Output all the entries word for word. Omit the pictures.

— MATERIAL TO PROCESS —
*****

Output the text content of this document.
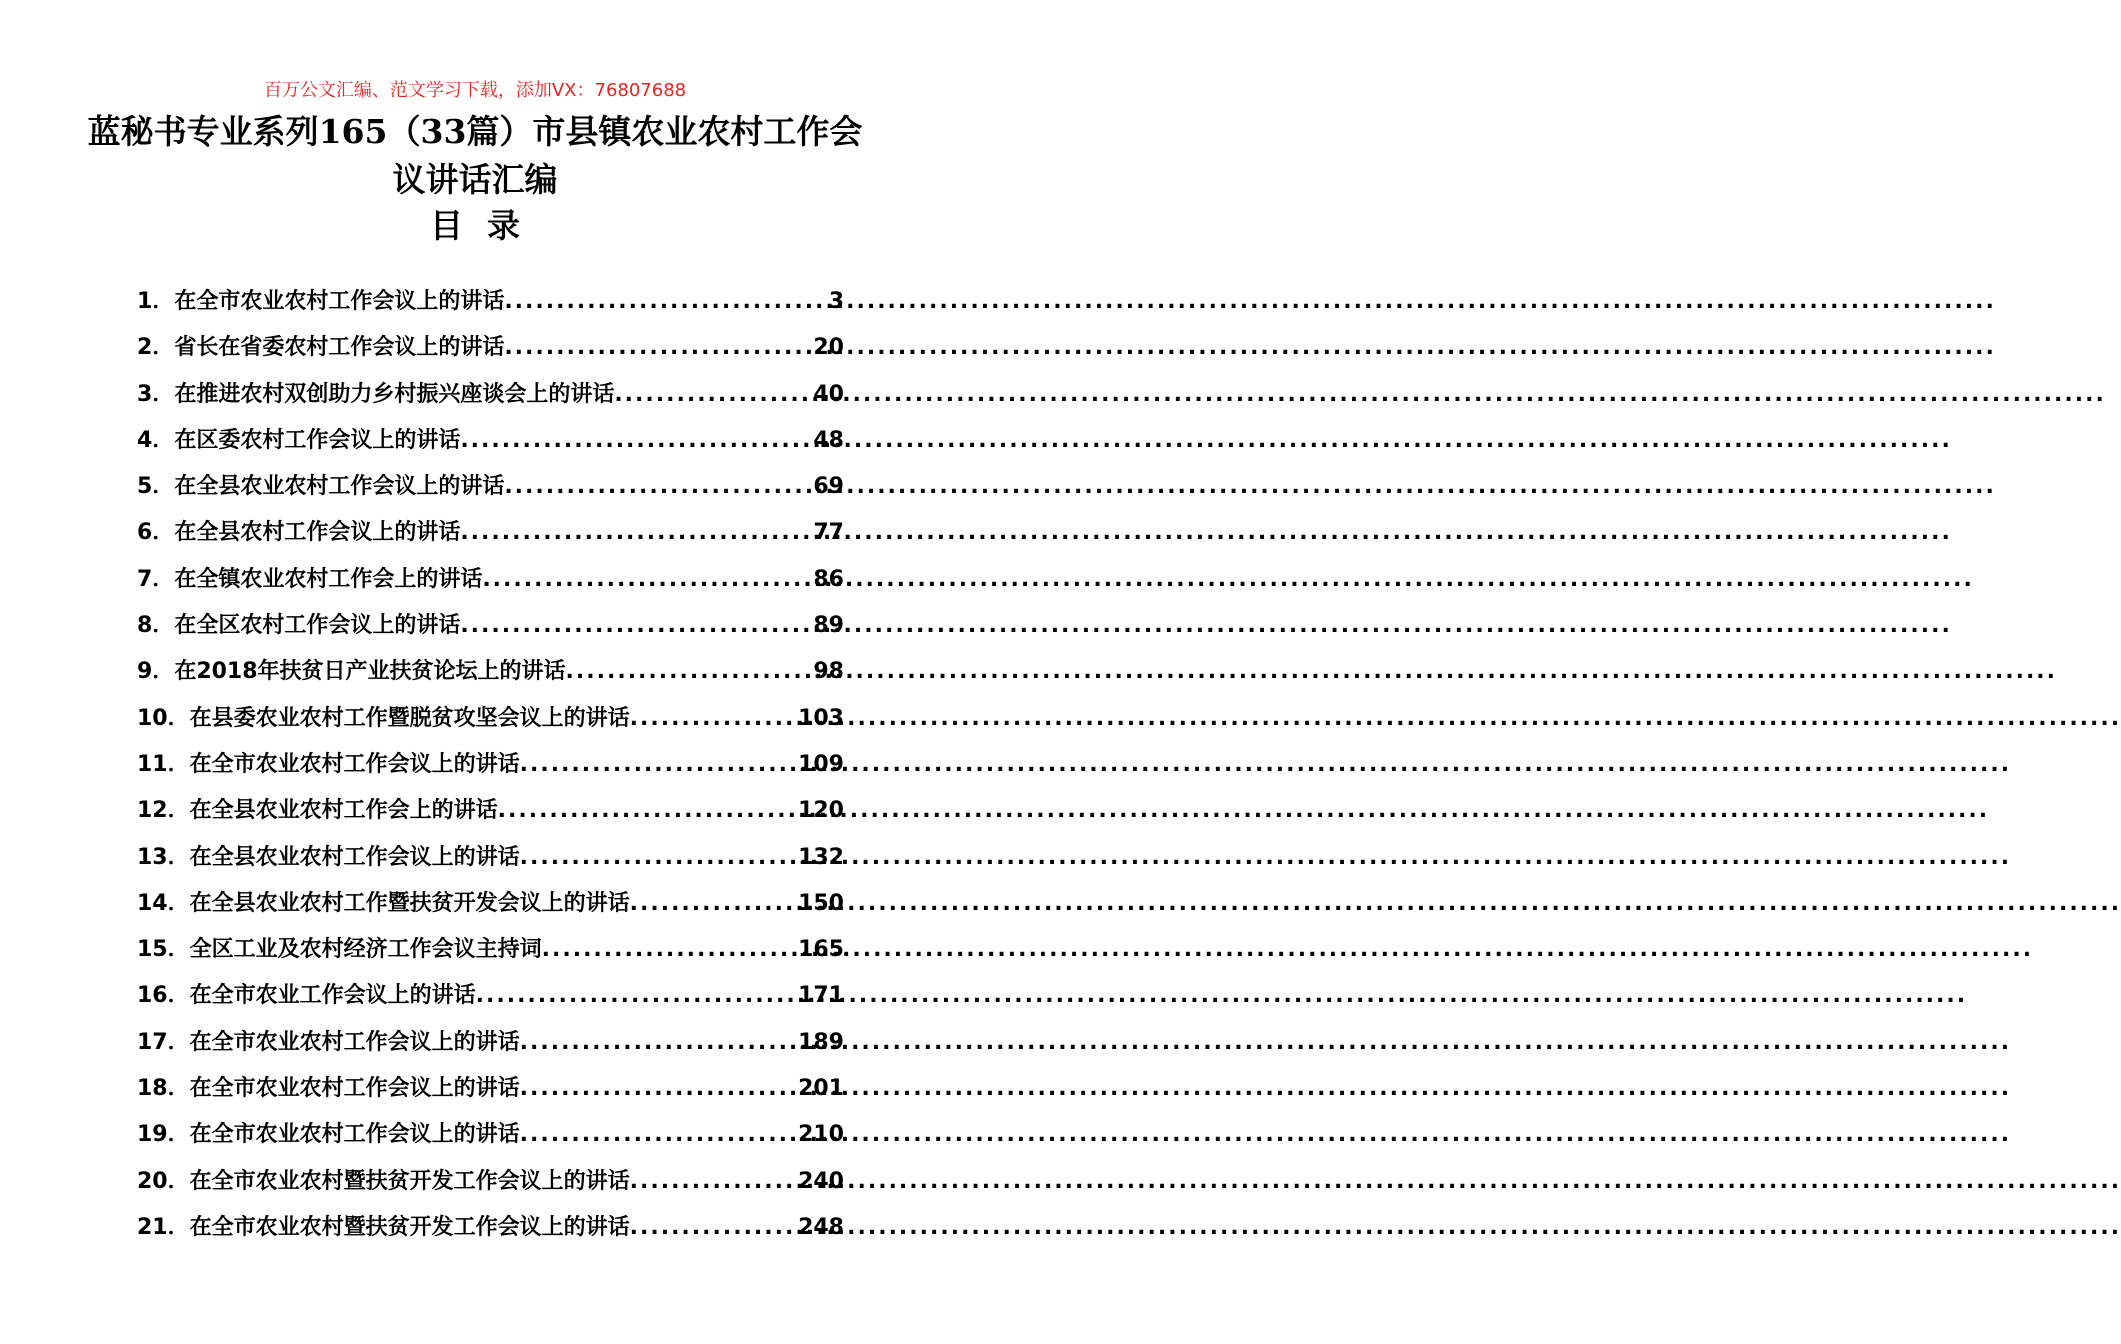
百万公文汇编、范文学习下载，添加VX：76807688
蓝秘书专业系列165（33篇）市县镇农业农村工作会议讲话汇编
目录
1． 在全市农业农村工作会议上的讲话 .....	3
2． 省长在省委农村工作会议上的讲话 .....	20
3． 在推进农村双创助力乡村振兴座谈会上的讲话 .....	40
4． 在区委农村工作会议上的讲话 .....	48
5． 在全县农业农村工作会议上的讲话 .....	69
6． 在全县农村工作会议上的讲话 .....	77
7． 在全镇农业农村工作会上的讲话 .....	86
8． 在全区农村工作会议上的讲话 .....	89
9． 在2018年扶贫日产业扶贫论坛上的讲话 .....	98
10． 在县委农业农村工作暨脱贫攻坚会议上的讲话 .....	103
11． 在全市农业农村工作会议上的讲话 .....	109
12． 在全县农业农村工作会上的讲话 .....	120
13． 在全县农业农村工作会议上的讲话 .....	132
14． 在全县农业农村工作暨扶贫开发会议上的讲话 .....	150
15． 全区工业及农村经济工作会议主持词 .....	165
16． 在全市农业工作会议上的讲话 .....	171
17． 在全市农业农村工作会议上的讲话 .....	189
18． 在全市农业农村工作会议上的讲话 .....	201
19． 在全市农业农村工作会议上的讲话 .....	210
20． 在全市农业农村暨扶贫开发工作会议上的讲话 .....	240
21． 在全市农业农村暨扶贫开发工作会议上的讲话 .....	248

*****

— FULL ANSWER —
Output the text content of this document.
百万公文汇编、范文学习下载，添加VX：76807688
蓝秘书专业系列165（33篇）市县镇农业农村工作会议讲话汇编
目录
1． 在全市农业农村工作会议上的讲话 .....	3
2． 省长在省委农村工作会议上的讲话 .....	20
3． 在推进农村双创助力乡村振兴座谈会上的讲话 .....	40
4． 在区委农村工作会议上的讲话 .....	48
5． 在全县农业农村工作会议上的讲话 .....	69
6． 在全县农村工作会议上的讲话 .....	77
7． 在全镇农业农村工作会上的讲话 .....	86
8． 在全区农村工作会议上的讲话 .....	89
9． 在2018年扶贫日产业扶贫论坛上的讲话 .....	98
10． 在县委农业农村工作暨脱贫攻坚会议上的讲话 .....	103
11． 在全市农业农村工作会议上的讲话 .....	109
12． 在全县农业农村工作会上的讲话 .....	120
13． 在全县农业农村工作会议上的讲话 .....	132
14． 在全县农业农村工作暨扶贫开发会议上的讲话 .....	150
15． 全区工业及农村经济工作会议主持词 .....	165
16． 在全市农业工作会议上的讲话 .....	171
17． 在全市农业农村工作会议上的讲话 .....	189
18． 在全市农业农村工作会议上的讲话 .....	201
19． 在全市农业农村工作会议上的讲话 .....	210
20． 在全市农业农村暨扶贫开发工作会议上的讲话 .....	240
21． 在全市农业农村暨扶贫开发工作会议上的讲话 .....	248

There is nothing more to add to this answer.